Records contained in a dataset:
--- Begin ---

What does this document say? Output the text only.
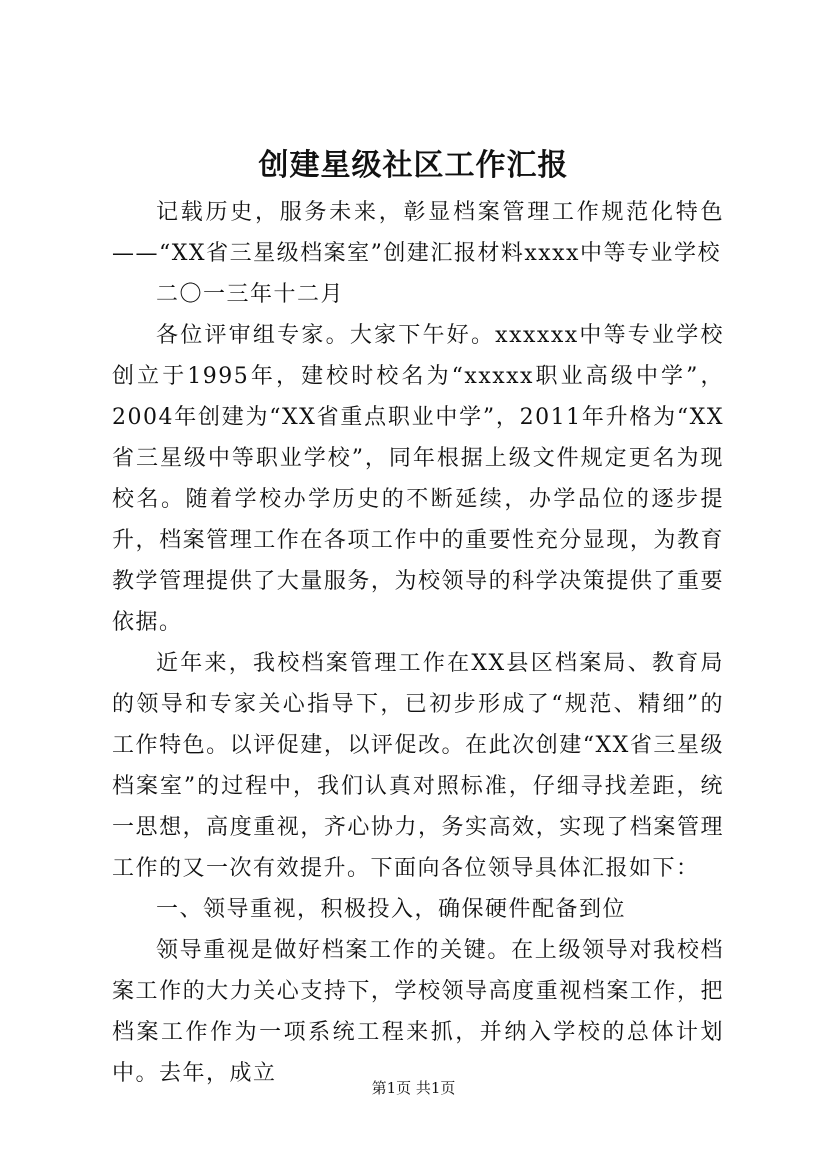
创建星级社区工作汇报

记载历史，服务未来，彰显档案管理工作规范化特色——“XX省三星级档案室”创建汇报材料xxxx中等专业学校

二〇一三年十二月

各位评审组专家。大家下午好。xxxxxx中等专业学校创立于1995年，建校时校名为“xxxxx职业高级中学”，2004年创建为“XX省重点职业中学”，2011年升格为“XX省三星级中等职业学校”，同年根据上级文件规定更名为现校名。随着学校办学历史的不断延续，办学品位的逐步提升，档案管理工作在各项工作中的重要性充分显现，为教育教学管理提供了大量服务，为校领导的科学决策提供了重要依据。

近年来，我校档案管理工作在XX县区档案局、教育局的领导和专家关心指导下，已初步形成了“规范、精细”的工作特色。以评促建，以评促改。在此次创建“XX省三星级档案室”的过程中，我们认真对照标准，仔细寻找差距，统一思想，高度重视，齐心协力，务实高效，实现了档案管理工作的又一次有效提升。下面向各位领导具体汇报如下：

一、领导重视，积极投入，确保硬件配备到位

领导重视是做好档案工作的关键。在上级领导对我校档案工作的大力关心支持下，学校领导高度重视档案工作，把档案工作作为一项系统工程来抓，并纳入学校的总体计划中。去年，成立

第1页 共1页
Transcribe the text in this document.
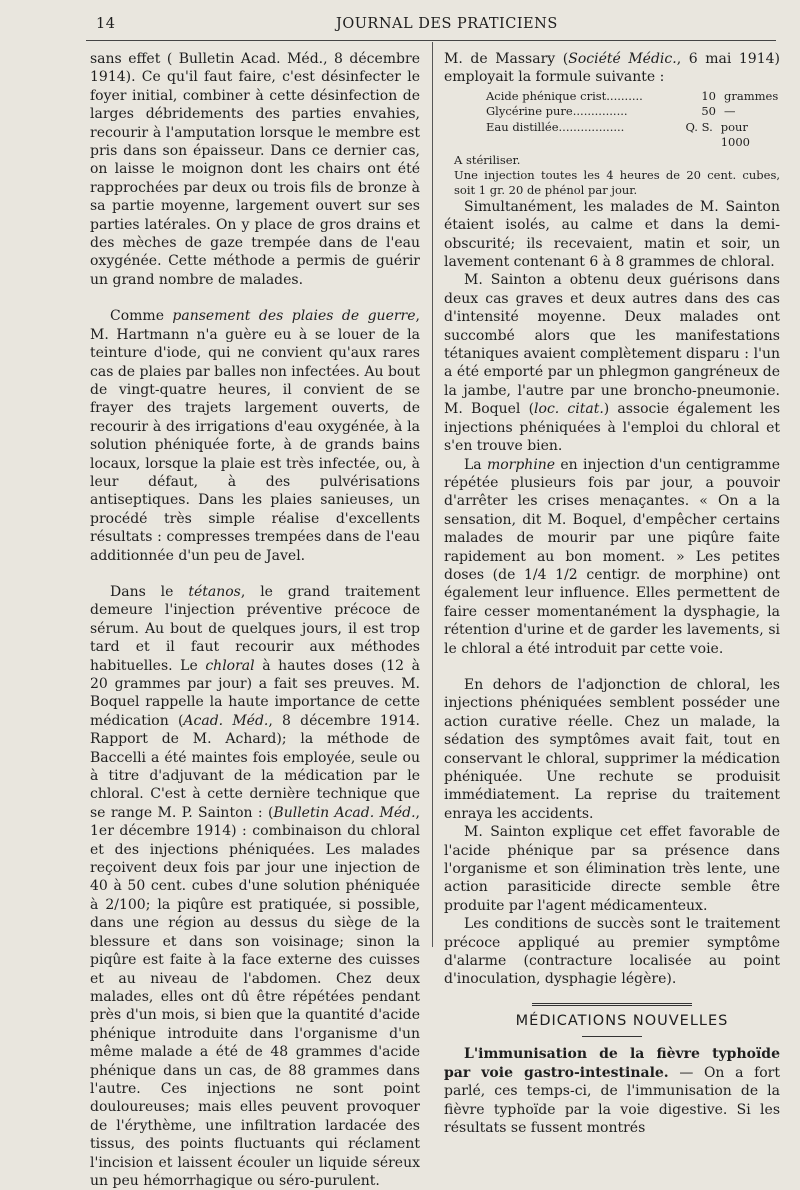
14	JOURNAL DES PRATICIENS

sans effet ( Bulletin Acad. Méd., 8 décembre 1914). Ce qu'il faut faire, c'est désinfecter le foyer initial, combiner à cette désinfection de larges débridements des parties envahies, recourir à l'amputation lorsque le membre est pris dans son épaisseur. Dans ce dernier cas, on laisse le moignon dont les chairs ont été rapprochées par deux ou trois fils de bronze à sa partie moyenne, largement ouvert sur ses parties latérales. On y place de gros drains et des mèches de gaze trempée dans de l'eau oxygénée. Cette méthode a permis de guérir un grand nombre de malades.

Comme pansement des plaies de guerre, M. Hartmann n'a guère eu à se louer de la teinture d'iode, qui ne convient qu'aux rares cas de plaies par balles non infectées. Au bout de vingt-quatre heures, il convient de se frayer des trajets largement ouverts, de recourir à des irrigations d'eau oxygénée, à la solution phéniquée forte, à de grands bains locaux, lorsque la plaie est très infectée, ou, à leur défaut, à des pulvérisations antiseptiques. Dans les plaies sanieuses, un procédé très simple réalise d'excellents résultats : compresses trempées dans de l'eau additionnée d'un peu de Javel.

Dans le tétanos, le grand traitement demeure l'injection préventive précoce de sérum. Au bout de quelques jours, il est trop tard et il faut recourir aux méthodes habituelles. Le chloral à hautes doses (12 à 20 grammes par jour) a fait ses preuves. M. Boquel rappelle la haute importance de cette médication (Acad. Méd., 8 décembre 1914. Rapport de M. Achard); la méthode de Baccelli a été maintes fois employée, seule ou à titre d'adjuvant de la médication par le chloral. C'est à cette dernière technique que se range M. P. Sainton : (Bulletin Acad. Méd., 1er décembre 1914) : combinaison du chloral et des injections phéniquées. Les malades reçoivent deux fois par jour une injection de 40 à 50 cent. cubes d'une solution phéniquée à 2/100; la piqûre est pratiquée, si possible, dans une région au dessus du siège de la blessure et dans son voisinage; sinon la piqûre est faite à la face externe des cuisses et au niveau de l'abdomen. Chez deux malades, elles ont dû être répétées pendant près d'un mois, si bien que la quantité d'acide phénique introduite dans l'organisme d'un même malade a été de 48 grammes d'acide phénique dans un cas, de 88 grammes dans l'autre. Ces injections ne sont point douloureuses; mais elles peuvent provoquer de l'érythème, une infiltration lardacée des tissus, des points fluctuants qui réclament l'incision et laissent écouler un liquide séreux un peu hémorrhagique ou séro-purulent.

M. de Massary (Société Médic., 6 mai 1914) employait la formule suivante :

Acide phénique crist..........	10 grammes
Glycérine pure...............	50 —
Eau distillée..................	Q. S. pour 1000

A stériliser.

Une injection toutes les 4 heures de 20 cent. cubes, soit 1 gr. 20 de phénol par jour.

Simultanément, les malades de M. Sainton étaient isolés, au calme et dans la demi-obscurité; ils recevaient, matin et soir, un lavement contenant 6 à 8 grammes de chloral.

M. Sainton a obtenu deux guérisons dans deux cas graves et deux autres dans des cas d'intensité moyenne. Deux malades ont succombé alors que les manifestations tétaniques avaient complètement disparu : l'un a été emporté par un phlegmon gangréneux de la jambe, l'autre par une broncho-pneumonie. M. Boquel (loc. citat.) associe également les injections phéniquées à l'emploi du chloral et s'en trouve bien.

La morphine en injection d'un centigramme répétée plusieurs fois par jour, a pouvoir d'arrêter les crises menaçantes. « On a la sensation, dit M. Boquel, d'empêcher certains malades de mourir par une piqûre faite rapidement au bon moment. » Les petites doses (de 1/4 1/2 centigr. de morphine) ont également leur influence. Elles permettent de faire cesser momentanément la dysphagie, la rétention d'urine et de garder les lavements, si le chloral a été introduit par cette voie.

En dehors de l'adjonction de chloral, les injections phéniquées semblent posséder une action curative réelle. Chez un malade, la sédation des symptômes avait fait, tout en conservant le chloral, supprimer la médication phéniquée. Une rechute se produisit immédiatement. La reprise du traitement enraya les accidents.

M. Sainton explique cet effet favorable de l'acide phénique par sa présence dans l'organisme et son élimination très lente, une action parasiticide directe semble être produite par l'agent médicamenteux.

Les conditions de succès sont le traitement précoce appliqué au premier symptôme d'alarme (contracture localisée au point d'inoculation, dysphagie légère).

MÉDICATIONS NOUVELLES

L'immunisation de la fièvre typhoïde par voie gastro-intestinale. — On a fort parlé, ces temps-ci, de l'immunisation de la fièvre typhoïde par la voie digestive. Si les résultats se fussent montrés
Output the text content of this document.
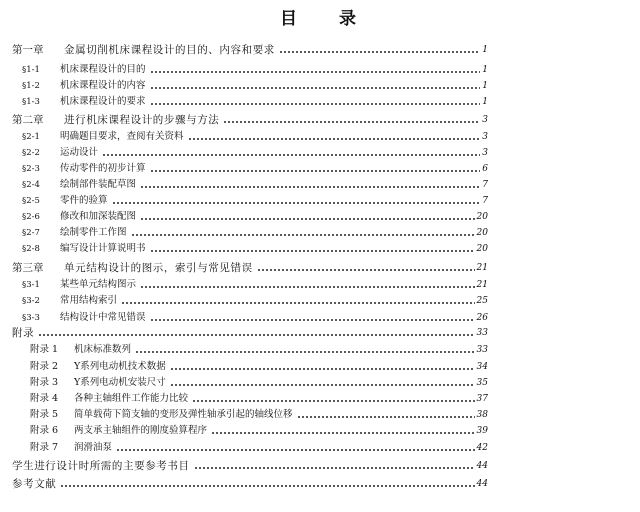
目 录
第一章	金属切削机床课程设计的目的、内容和要求	1
§1-1	机床课程设计的目的	1
§1-2	机床课程设计的内容	1
§1-3	机床课程设计的要求	1
第二章	进行机床课程设计的步骤与方法	3
§2-1	明确题目要求，查阅有关资料	3
§2-2	运动设计	3
§2-3	传动零件的初步计算	6
§2-4	绘制部件装配草图	7
§2-5	零件的验算	7
§2-6	修改和加深装配图	20
§2-7	绘制零件工作图	20
§2-8	编写设计计算说明书	20
第三章	单元结构设计的图示，索引与常见错误	21
§3-1	某些单元结构图示	21
§3-2	常用结构索引	25
§3-3	结构设计中常见错误	26
附录	33
附录 1	机床标准数列	33
附录 2	Y系列电动机技术数据	34
附录 3	Y系列电动机安装尺寸	35
附录 4	各种主轴组件工作能力比较	37
附录 5	简单载荷下简支轴的变形及弹性轴承引起的轴线位移	38
附录 6	两支承主轴组件的刚度验算程序	39
附录 7	润滑油泵	42
学生进行设计时所需的主要参考书目	44
参考文献	44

--- End ---

Exercise requirements » Reproduce the material above verbatim; omit every picture.

Finished answer »
What does this document say? Output the text only.
创建星级社区工作汇报

记载历史，服务未来，彰显档案管理工作规范化特色——“XX省三星级档案室”创建汇报材料xxxx中等专业学校

二〇一三年十二月

各位评审组专家。大家下午好。xxxxxx中等专业学校创立于1995年，建校时校名为“xxxxx职业高级中学”，2004年创建为“XX省重点职业中学”，2011年升格为“XX省三星级中等职业学校”，同年根据上级文件规定更名为现校名。随着学校办学历史的不断延续，办学品位的逐步提升，档案管理工作在各项工作中的重要性充分显现，为教育教学管理提供了大量服务，为校领导的科学决策提供了重要依据。

近年来，我校档案管理工作在XX县区档案局、教育局的领导和专家关心指导下，已初步形成了“规范、精细”的工作特色。以评促建，以评促改。在此次创建“XX省三星级档案室”的过程中，我们认真对照标准，仔细寻找差距，统一思想，高度重视，齐心协力，务实高效，实现了档案管理工作的又一次有效提升。下面向各位领导具体汇报如下：

一、领导重视，积极投入，确保硬件配备到位

领导重视是做好档案工作的关键。在上级领导对我校档案工作的大力关心支持下，学校领导高度重视档案工作，把档案工作作为一项系统工程来抓，并纳入学校的总体计划中。去年，成立

第1页 共1页
Transcribe the text in this document.
14	JOURNAL DES PRATICIENS

sans effet ( Bulletin Acad. Méd., 8 décembre 1914). Ce qu'il faut faire, c'est désinfecter le foyer initial, combiner à cette désinfection de larges débridements des parties envahies, recourir à l'amputation lorsque le membre est pris dans son épaisseur. Dans ce dernier cas, on laisse le moignon dont les chairs ont été rapprochées par deux ou trois fils de bronze à sa partie moyenne, largement ouvert sur ses parties latérales. On y place de gros drains et des mèches de gaze trempée dans de l'eau oxygénée. Cette méthode a permis de guérir un grand nombre de malades.

Comme pansement des plaies de guerre, M. Hartmann n'a guère eu à se louer de la teinture d'iode, qui ne convient qu'aux rares cas de plaies par balles non infectées. Au bout de vingt-quatre heures, il convient de se frayer des trajets largement ouverts, de recourir à des irrigations d'eau oxygénée, à la solution phéniquée forte, à de grands bains locaux, lorsque la plaie est très infectée, ou, à leur défaut, à des pulvérisations antiseptiques. Dans les plaies sanieuses, un procédé très simple réalise d'excellents résultats : compresses trempées dans de l'eau additionnée d'un peu de Javel.

Dans le tétanos, le grand traitement demeure l'injection préventive précoce de sérum. Au bout de quelques jours, il est trop tard et il faut recourir aux méthodes habituelles. Le chloral à hautes doses (12 à 20 grammes par jour) a fait ses preuves. M. Boquel rappelle la haute importance de cette médication (Acad. Méd., 8 décembre 1914. Rapport de M. Achard); la méthode de Baccelli a été maintes fois employée, seule ou à titre d'adjuvant de la médication par le chloral. C'est à cette dernière technique que se range M. P. Sainton : (Bulletin Acad. Méd., 1er décembre 1914) : combinaison du chloral et des injections phéniquées. Les malades reçoivent deux fois par jour une injection de 40 à 50 cent. cubes d'une solution phéniquée à 2/100; la piqûre est pratiquée, si possible, dans une région au dessus du siège de la blessure et dans son voisinage; sinon la piqûre est faite à la face externe des cuisses et au niveau de l'abdomen. Chez deux malades, elles ont dû être répétées pendant près d'un mois, si bien que la quantité d'acide phénique introduite dans l'organisme d'un même malade a été de 48 grammes d'acide phénique dans un cas, de 88 grammes dans l'autre. Ces injections ne sont point douloureuses; mais elles peuvent provoquer de l'érythème, une infiltration lardacée des tissus, des points fluctuants qui réclament l'incision et laissent écouler un liquide séreux un peu hémorrhagique ou séro-purulent.

M. de Massary (Société Médic., 6 mai 1914) employait la formule suivante :

Acide phénique crist..........	10 grammes
Glycérine pure...............	50 —
Eau distillée..................	Q. S. pour 1000

A stériliser.

Une injection toutes les 4 heures de 20 cent. cubes, soit 1 gr. 20 de phénol par jour.

Simultanément, les malades de M. Sainton étaient isolés, au calme et dans la demi-obscurité; ils recevaient, matin et soir, un lavement contenant 6 à 8 grammes de chloral.

M. Sainton a obtenu deux guérisons dans deux cas graves et deux autres dans des cas d'intensité moyenne. Deux malades ont succombé alors que les manifestations tétaniques avaient complètement disparu : l'un a été emporté par un phlegmon gangréneux de la jambe, l'autre par une broncho-pneumonie. M. Boquel (loc. citat.) associe également les injections phéniquées à l'emploi du chloral et s'en trouve bien.

La morphine en injection d'un centigramme répétée plusieurs fois par jour, a pouvoir d'arrêter les crises menaçantes. « On a la sensation, dit M. Boquel, d'empêcher certains malades de mourir par une piqûre faite rapidement au bon moment. » Les petites doses (de 1/4 1/2 centigr. de morphine) ont également leur influence. Elles permettent de faire cesser momentanément la dysphagie, la rétention d'urine et de garder les lavements, si le chloral a été introduit par cette voie.

En dehors de l'adjonction de chloral, les injections phéniquées semblent posséder une action curative réelle. Chez un malade, la sédation des symptômes avait fait, tout en conservant le chloral, supprimer la médication phéniquée. Une rechute se produisit immédiatement. La reprise du traitement enraya les accidents.

M. Sainton explique cet effet favorable de l'acide phénique par sa présence dans l'organisme et son élimination très lente, une action parasiticide directe semble être produite par l'agent médicamenteux.

Les conditions de succès sont le traitement précoce appliqué au premier symptôme d'alarme (contracture localisée au point d'inoculation, dysphagie légère).

MÉDICATIONS NOUVELLES

L'immunisation de la fièvre typhoïde par voie gastro-intestinale. — On a fort parlé, ces temps-ci, de l'immunisation de la fièvre typhoïde par la voie digestive. Si les résultats se fussent montrés
Output the text content of this document.
目 录
第一章	金属切削机床课程设计的目的、内容和要求	1
§1-1	机床课程设计的目的	1
§1-2	机床课程设计的内容	1
§1-3	机床课程设计的要求	1
第二章	进行机床课程设计的步骤与方法	3
§2-1	明确题目要求，查阅有关资料	3
§2-2	运动设计	3
§2-3	传动零件的初步计算	6
§2-4	绘制部件装配草图	7
§2-5	零件的验算	7
§2-6	修改和加深装配图	20
§2-7	绘制零件工作图	20
§2-8	编写设计计算说明书	20
第三章	单元结构设计的图示，索引与常见错误	21
§3-1	某些单元结构图示	21
§3-2	常用结构索引	25
§3-3	结构设计中常见错误	26
附录	33
附录 1	机床标准数列	33
附录 2	Y系列电动机技术数据	34
附录 3	Y系列电动机安装尺寸	35
附录 4	各种主轴组件工作能力比较	37
附录 5	简单载荷下简支轴的变形及弹性轴承引起的轴线位移	38
附录 6	两支承主轴组件的刚度验算程序	39
附录 7	润滑油泵	42
学生进行设计时所需的主要参考书目	44
参考文献	44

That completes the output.